Written request. Copy every line of the records below that holds the word "figlio".

Listed entries.

--------

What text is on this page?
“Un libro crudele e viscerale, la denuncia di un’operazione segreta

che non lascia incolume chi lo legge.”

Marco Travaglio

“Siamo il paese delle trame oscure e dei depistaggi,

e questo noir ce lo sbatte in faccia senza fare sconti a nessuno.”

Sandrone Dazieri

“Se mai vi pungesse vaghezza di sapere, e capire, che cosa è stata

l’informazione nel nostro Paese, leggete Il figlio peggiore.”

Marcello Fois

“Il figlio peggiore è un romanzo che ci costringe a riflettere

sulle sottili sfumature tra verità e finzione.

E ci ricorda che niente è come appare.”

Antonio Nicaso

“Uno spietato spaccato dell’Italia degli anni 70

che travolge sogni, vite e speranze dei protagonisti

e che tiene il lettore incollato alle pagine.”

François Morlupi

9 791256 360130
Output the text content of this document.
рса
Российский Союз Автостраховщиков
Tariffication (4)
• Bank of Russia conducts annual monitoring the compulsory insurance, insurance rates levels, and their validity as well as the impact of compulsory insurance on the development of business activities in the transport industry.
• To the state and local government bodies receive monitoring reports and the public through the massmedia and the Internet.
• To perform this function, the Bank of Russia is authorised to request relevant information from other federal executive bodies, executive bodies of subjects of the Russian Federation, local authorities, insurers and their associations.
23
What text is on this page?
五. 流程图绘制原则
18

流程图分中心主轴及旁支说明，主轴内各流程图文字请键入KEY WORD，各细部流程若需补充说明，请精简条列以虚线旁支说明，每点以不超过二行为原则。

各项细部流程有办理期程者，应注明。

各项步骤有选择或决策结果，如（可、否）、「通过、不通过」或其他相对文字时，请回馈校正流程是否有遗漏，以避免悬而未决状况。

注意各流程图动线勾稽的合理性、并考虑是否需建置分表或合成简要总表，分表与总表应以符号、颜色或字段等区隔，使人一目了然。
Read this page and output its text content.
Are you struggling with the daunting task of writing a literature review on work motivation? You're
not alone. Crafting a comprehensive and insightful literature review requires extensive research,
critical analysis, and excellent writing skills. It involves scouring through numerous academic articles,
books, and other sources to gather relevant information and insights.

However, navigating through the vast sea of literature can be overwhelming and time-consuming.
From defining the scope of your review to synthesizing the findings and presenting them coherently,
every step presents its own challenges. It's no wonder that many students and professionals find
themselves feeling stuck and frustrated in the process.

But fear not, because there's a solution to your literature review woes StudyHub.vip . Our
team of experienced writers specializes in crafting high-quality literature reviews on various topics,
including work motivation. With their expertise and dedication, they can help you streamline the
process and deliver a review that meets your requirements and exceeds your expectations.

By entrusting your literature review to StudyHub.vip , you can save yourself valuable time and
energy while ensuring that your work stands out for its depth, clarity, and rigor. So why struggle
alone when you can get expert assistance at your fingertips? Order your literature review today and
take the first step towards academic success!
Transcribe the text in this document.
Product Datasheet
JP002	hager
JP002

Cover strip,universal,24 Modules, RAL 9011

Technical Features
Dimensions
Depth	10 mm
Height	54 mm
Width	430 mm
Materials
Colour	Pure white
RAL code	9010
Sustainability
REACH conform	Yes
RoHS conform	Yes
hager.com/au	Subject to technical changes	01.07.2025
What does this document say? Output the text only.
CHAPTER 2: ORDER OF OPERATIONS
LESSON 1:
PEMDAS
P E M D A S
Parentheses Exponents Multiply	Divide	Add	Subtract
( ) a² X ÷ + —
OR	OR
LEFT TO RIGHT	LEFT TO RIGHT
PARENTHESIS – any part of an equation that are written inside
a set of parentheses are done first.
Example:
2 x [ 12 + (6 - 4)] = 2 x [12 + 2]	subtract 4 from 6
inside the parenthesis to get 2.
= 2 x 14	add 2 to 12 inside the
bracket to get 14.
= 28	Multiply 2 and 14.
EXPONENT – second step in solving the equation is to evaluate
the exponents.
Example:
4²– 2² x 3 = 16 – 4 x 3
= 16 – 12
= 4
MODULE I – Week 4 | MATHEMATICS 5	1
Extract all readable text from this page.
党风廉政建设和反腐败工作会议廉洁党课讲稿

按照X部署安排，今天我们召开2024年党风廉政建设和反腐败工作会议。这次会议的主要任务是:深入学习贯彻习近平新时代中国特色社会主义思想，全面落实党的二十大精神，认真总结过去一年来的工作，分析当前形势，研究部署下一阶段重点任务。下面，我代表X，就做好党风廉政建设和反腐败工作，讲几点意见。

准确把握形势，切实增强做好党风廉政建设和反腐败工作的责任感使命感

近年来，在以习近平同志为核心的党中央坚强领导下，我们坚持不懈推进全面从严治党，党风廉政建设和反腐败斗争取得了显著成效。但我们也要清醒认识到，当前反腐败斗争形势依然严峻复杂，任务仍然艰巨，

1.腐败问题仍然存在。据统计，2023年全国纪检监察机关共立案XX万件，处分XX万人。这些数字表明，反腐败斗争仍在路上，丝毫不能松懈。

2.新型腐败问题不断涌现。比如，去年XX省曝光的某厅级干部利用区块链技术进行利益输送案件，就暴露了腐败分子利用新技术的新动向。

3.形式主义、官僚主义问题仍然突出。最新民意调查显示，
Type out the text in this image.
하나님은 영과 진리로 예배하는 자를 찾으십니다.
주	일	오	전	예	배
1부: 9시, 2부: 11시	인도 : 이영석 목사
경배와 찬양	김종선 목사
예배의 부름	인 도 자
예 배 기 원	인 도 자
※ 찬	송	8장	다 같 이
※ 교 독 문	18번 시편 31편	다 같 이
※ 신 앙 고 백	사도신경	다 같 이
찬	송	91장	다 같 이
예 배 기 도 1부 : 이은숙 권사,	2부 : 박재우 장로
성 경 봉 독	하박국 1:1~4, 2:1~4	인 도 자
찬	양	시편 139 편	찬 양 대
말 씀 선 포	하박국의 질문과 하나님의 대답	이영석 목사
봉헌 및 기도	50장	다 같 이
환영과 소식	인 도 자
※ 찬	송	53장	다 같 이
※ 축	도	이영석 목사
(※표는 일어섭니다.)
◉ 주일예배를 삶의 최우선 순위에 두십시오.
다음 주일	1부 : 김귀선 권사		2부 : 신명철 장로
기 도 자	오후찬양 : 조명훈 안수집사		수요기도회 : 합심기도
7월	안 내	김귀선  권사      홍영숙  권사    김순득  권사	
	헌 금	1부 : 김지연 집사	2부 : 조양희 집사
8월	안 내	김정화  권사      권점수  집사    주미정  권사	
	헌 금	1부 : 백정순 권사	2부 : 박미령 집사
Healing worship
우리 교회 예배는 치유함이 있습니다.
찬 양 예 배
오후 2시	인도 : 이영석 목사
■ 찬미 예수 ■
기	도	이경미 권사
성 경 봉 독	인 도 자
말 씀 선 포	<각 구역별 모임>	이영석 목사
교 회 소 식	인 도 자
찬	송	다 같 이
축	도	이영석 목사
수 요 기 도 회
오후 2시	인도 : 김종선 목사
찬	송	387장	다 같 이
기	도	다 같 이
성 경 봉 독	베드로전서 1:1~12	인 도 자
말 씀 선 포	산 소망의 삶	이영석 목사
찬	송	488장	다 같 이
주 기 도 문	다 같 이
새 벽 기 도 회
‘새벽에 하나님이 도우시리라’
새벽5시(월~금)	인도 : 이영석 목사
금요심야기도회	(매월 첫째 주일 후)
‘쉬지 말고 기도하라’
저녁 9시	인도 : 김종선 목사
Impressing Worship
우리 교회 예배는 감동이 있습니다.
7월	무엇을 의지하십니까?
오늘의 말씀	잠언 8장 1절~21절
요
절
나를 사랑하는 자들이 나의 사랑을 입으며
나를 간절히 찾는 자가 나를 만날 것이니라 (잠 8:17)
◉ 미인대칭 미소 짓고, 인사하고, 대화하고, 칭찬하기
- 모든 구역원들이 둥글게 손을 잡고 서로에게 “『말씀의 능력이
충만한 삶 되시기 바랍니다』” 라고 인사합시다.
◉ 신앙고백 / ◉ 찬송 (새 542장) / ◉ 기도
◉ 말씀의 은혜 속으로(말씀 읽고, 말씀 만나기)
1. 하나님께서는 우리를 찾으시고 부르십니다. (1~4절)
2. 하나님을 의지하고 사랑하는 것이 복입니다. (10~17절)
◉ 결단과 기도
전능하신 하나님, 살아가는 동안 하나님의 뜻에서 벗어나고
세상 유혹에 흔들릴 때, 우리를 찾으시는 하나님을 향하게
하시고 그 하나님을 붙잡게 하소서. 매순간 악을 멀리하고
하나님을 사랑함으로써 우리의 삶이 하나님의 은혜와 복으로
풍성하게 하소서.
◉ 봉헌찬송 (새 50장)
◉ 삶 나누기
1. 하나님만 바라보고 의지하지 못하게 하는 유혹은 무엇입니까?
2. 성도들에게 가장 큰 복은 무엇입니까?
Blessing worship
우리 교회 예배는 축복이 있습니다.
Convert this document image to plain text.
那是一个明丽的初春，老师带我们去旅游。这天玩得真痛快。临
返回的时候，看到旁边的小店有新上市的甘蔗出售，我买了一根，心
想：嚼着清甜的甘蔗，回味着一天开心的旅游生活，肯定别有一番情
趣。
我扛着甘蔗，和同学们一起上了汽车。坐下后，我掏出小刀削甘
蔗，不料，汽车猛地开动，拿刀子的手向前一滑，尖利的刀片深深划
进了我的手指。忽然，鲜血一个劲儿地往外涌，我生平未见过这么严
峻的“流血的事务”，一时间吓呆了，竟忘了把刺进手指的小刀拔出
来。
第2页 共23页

--------

Result of this task.
l’informazione nel nostro Paese, leggete Il figlio peggiore.”
“Il figlio peggiore è un romanzo che ci costringe a riflettere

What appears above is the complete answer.